▸ Problem set:
A. Retype the portion of the encryption challenge text between "The challenge provides" and "MOD = len(alphabet)", inclusive.
B. Answer these questions using the encryption challenge text:
(i) On blocks of how many characters is the linear transformation performed?
(ii) In what format must messages submitted to the encryption oracle be encoded?
(iii) Which library does the script import under the name np?
C. Proceed with the encryption challenge text from the point at which it stops.

The challenge provides a Python script and a remote service. Upon connecting, the server encrypts a hidden flag using a custom scheme and then acts as an oracle, allowing us to encrypt any hex-encoded message of our choice.

The core of the encryption lies in a linear transformation performed on blocks of 16 characters. The message is first Base64 encoded, then mapped to indices using a custom 65-character alphabet:

abcdefghijklmnopqrstuvwxyzABCDEFGHIJKLMNOPQRSTUVWXYZ0123456789+/=.

chall.py

import numpy as np
import base64

alphabet = b'abcdefghijklmnopqrstuvwxyzABCDEFGHIJKLMNOPQRSTUVWXYZ0123456789+/='

MOD = len(alphabet)
n = 16

def gen_key(n = n):
    A = np.random.randint(0, MOD, size = (n,n))
    b = np.random.randint(0, MOD, size = n)
    return A,b

def pad(msg : bytes, n = n):
    padlen = n - (len(msg) % n)

▸ Dataset section:
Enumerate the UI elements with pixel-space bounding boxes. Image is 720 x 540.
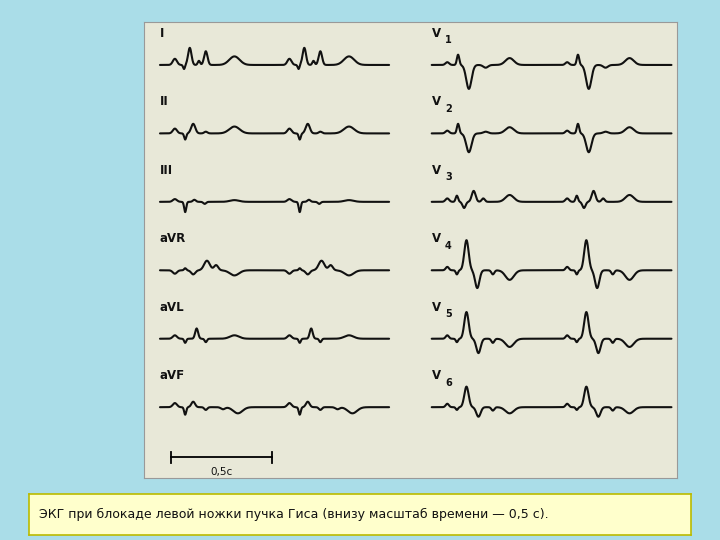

▸ Answers for this exercise:
A.
The challenge provides a Python script and a remote service. Upon connecting, the server encrypts a hidden flag using a custom scheme and then acts as an oracle, allowing us to encrypt any hex-encoded message of our choice.

The core of the encryption lies in a linear transformation performed on blocks of 16 characters. The message is first Base64 encoded, then mapped to indices using a custom 65-character alphabet:

abcdefghijklmnopqrstuvwxyzABCDEFGHIJKLMNOPQRSTUVWXYZ0123456789+/=.

chall.py

import numpy as np
import base64

alphabet = b'abcdefghijklmnopqrstuvwxyzABCDEFGHIJKLMNOPQRSTUVWXYZ0123456789+/='

MOD = len(alphabet)

B.
(i) 16
(ii) Hex
(iii) numpy

C.
    return msg + b'=' * padlen

def encrypt(msg : bytes, A, b):
    if type(msg) == str: msg = msg.encode()
    msg = base64.b64encode(msg)
    msg = pad(msg)
    cipher = np.zeros(len(msg), dtype = np.int_)
    block = np.zeros(n, dtype = np.int_)
    for i in range(0,len(msg), n):
        for j in range(n): block[j] = alphabet.index(msg[i+j])
        cipher[i:i+n] = A @ block + b
    return cipher % MOD

if __name__ == '__main__':
    A,b = gen_key()
    msg = open('flag.txt','r').read().strip()
    cipher = encrypt(msg, A, b).tolist()
    print(cipher)
    while True:
        msg = input('enter your message (in hex): ').strip()
        if msg == 'exit': break
        msg = bytes.fromhex(msg)
        print(encrypt(msg, A, b).tolist())

2. Vulnerability Analysis

By inspecting the encrypt function, we can see it is a textbook Affine Hill Cipher:

cipher[i:i+n] = A @ block + b
return cipher % MOD

• $A$ is a $16 \times 16$ secret matrix.
• $b$ is a secret bias vector of length 16.
• $MOD$ is 65 (the length of the alphabet).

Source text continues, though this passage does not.